■ Problem requirements: Return each line of the listing that has the word "Fatty" in it.

-- Given data follows --

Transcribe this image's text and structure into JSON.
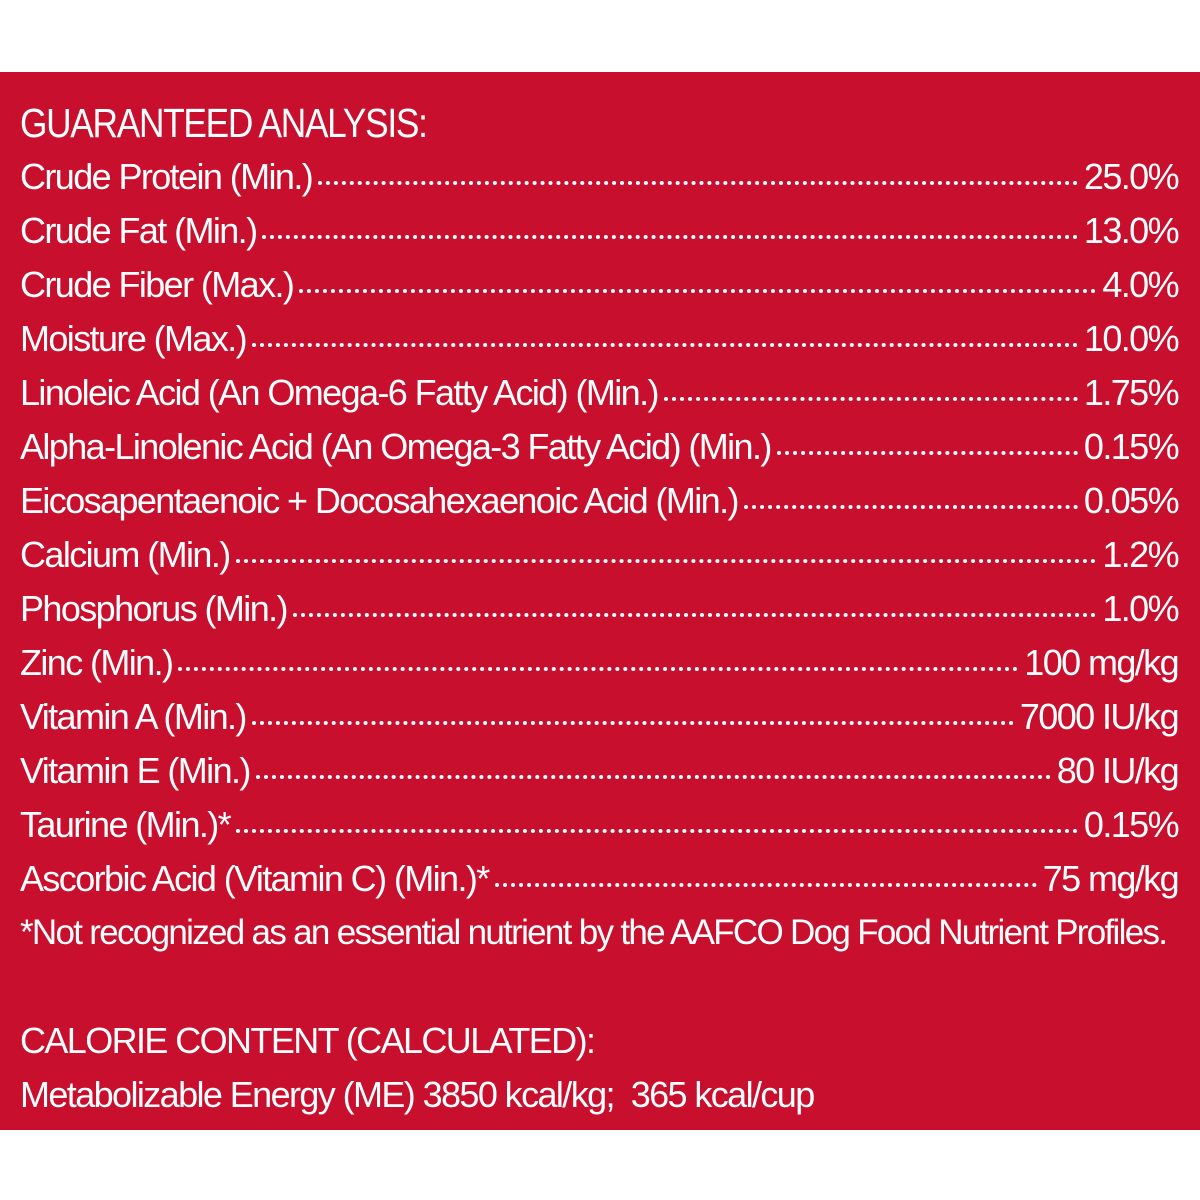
{
  "colors": {
    "panel_background": "#c8102e",
    "text": "#ffffff",
    "page_background": "#ffffff"
  },
  "guaranteed_analysis": {
    "heading": "GUARANTEED ANALYSIS:",
    "rows": [
      {
        "label": "Crude Protein (Min.)",
        "value": "25.0%"
      },
      {
        "label": "Crude Fat (Min.)",
        "value": "13.0%"
      },
      {
        "label": "Crude Fiber (Max.)",
        "value": "4.0%"
      },
      {
        "label": "Moisture (Max.)",
        "value": "10.0%"
      },
      {
        "label": "Linoleic Acid (An Omega-6 Fatty Acid) (Min.)",
        "value": "1.75%"
      },
      {
        "label": "Alpha-Linolenic Acid (An Omega-3 Fatty Acid) (Min.)",
        "value": "0.15%"
      },
      {
        "label": "Eicosapentaenoic + Docosahexaenoic Acid (Min.)",
        "value": "0.05%"
      },
      {
        "label": "Calcium (Min.)",
        "value": "1.2%"
      },
      {
        "label": "Phosphorus (Min.)",
        "value": "1.0%"
      },
      {
        "label": "Zinc (Min.)",
        "value": "100 mg/kg"
      },
      {
        "label": "Vitamin A (Min.)",
        "value": "7000 IU/kg"
      },
      {
        "label": "Vitamin E (Min.)",
        "value": "80 IU/kg"
      },
      {
        "label": "Taurine (Min.)*",
        "value": "0.15%"
      },
      {
        "label": "Ascorbic Acid (Vitamin C) (Min.)*",
        "value": "75 mg/kg"
      }
    ],
    "footnote": "*Not recognized as an essential nutrient by the AAFCO Dog Food Nutrient Profiles."
  },
  "calorie_content": {
    "heading": "CALORIE CONTENT (CALCULATED):",
    "line": "Metabolizable Energy (ME) 3850 kcal/kg;  365 kcal/cup"
  }
}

-- Given data concluded --

■ Exercise response:
        "label": "Linoleic Acid (An Omega-6 Fatty Acid) (Min.)",
        "label": "Alpha-Linolenic Acid (An Omega-3 Fatty Acid) (Min.)",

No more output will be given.